*Problem description*.
Reproduce word for word the part of the forum thread on contiguous DMA memory that opens with the words containing "The actual implementation" and closes with "for this purpose.".

Windows System Software -- Consulting, Training, Development -- Unique Expertise, Guaranteed Results

Home NTDEV

Before Posting...

Please check out the Community Guidelines in the Announcements and Administration Category.

More Info on Driver Writing and Debugging


The free OSR Learning Library has more than 50 articles on a wide variety of topics about writing and debugging device drivers and Minifilters. From introductory level to advanced. All the articles have been recently reviewed and updated, and are written using the clear and definitive style you've come to expect from OSR over the years.


Check out The OSR Learning Library at: https://www.osr.com/osr-learning-library/


Allocate huge amounts of continous physical memory for DMA /wo scatter gather

DriverThomasDriverThomas Member Posts: 12

Hi,

I have a PC equipped with 128GB of RAM. For a high-speed, high-bandwidth application transferring constantly tons of gigabytes over a self-developed PCIe card we've implemented a driver allocating 8GB in total of kernel space memory with MmAllocatePagesForMdlEx and friends. This memory is mapped to the user space for read/write access eventually.
The actual implementation of the DMA transfer to/from PCIe card is done with the help of a two level scatter/gather table as just having one level wouldn't fit in FPGAs block ram. This works so far quite good.

But I thought wouldn't it be possible to allocate much more continual physical memory than the usual 4kB page size. Say something in 256MB chunks or even 1GB (hope its not too naive). This would give us the chance to get rid of resource hungry two level scatter/gather table implementation on the FPGA. I've found using MmAllocateContiguousMemory for this purpose.

What do you think? Would it be a good idea?

Thanks, Thomas

Comments

  • Peter_Viscarola_(OSR)Peter_Viscarola_(OSR) Administrator Posts: 8,963

    In a word, no.

    But let's step back for a minute. How are you determining the Host's "physical" address to give to the FPGA? Please tell me you're not using MmGetPhysicalAddress, cuz the docs are pretty clear about that:

    Do not use this routine to obtain physical addresses for use with DMA operations.

    The way to do this is to use Common Buffers, which are contiguous for the purpose of DMA. The maximum size of a Common Buffer that you can create is (MAXULONG - PAGE_SIZE).

    Does that help?

*Dataset content*.
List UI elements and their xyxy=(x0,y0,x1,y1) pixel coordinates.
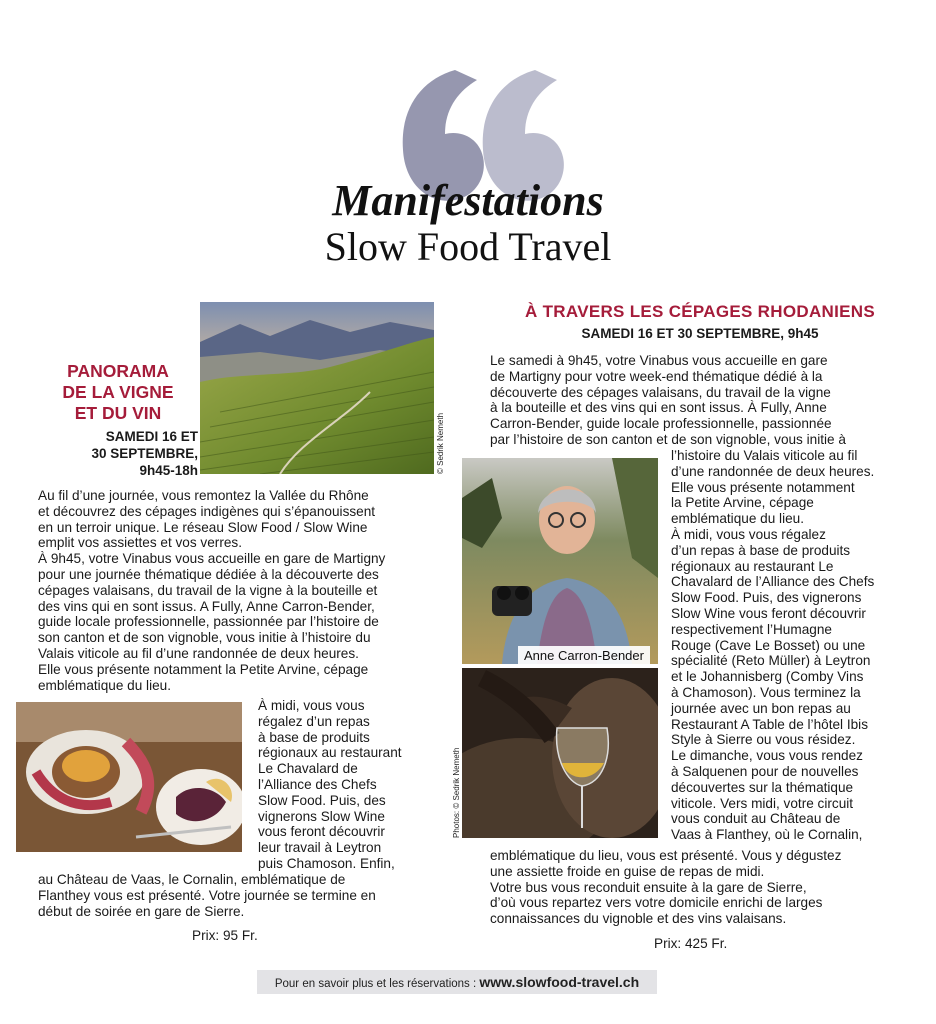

*Output of the task*.
The actual implementation of the DMA transfer to/from PCIe card is done with the help of a two level scatter/gather table as just having one level wouldn't fit in FPGAs block ram. This works so far quite good.

But I thought wouldn't it be possible to allocate much more continual physical memory than the usual 4kB page size. Say something in 256MB chunks or even 1GB (hope its not too naive). This would give us the chance to get rid of resource hungry two level scatter/gather table implementation on the FPGA. I've found using MmAllocateContiguousMemory for this purpose.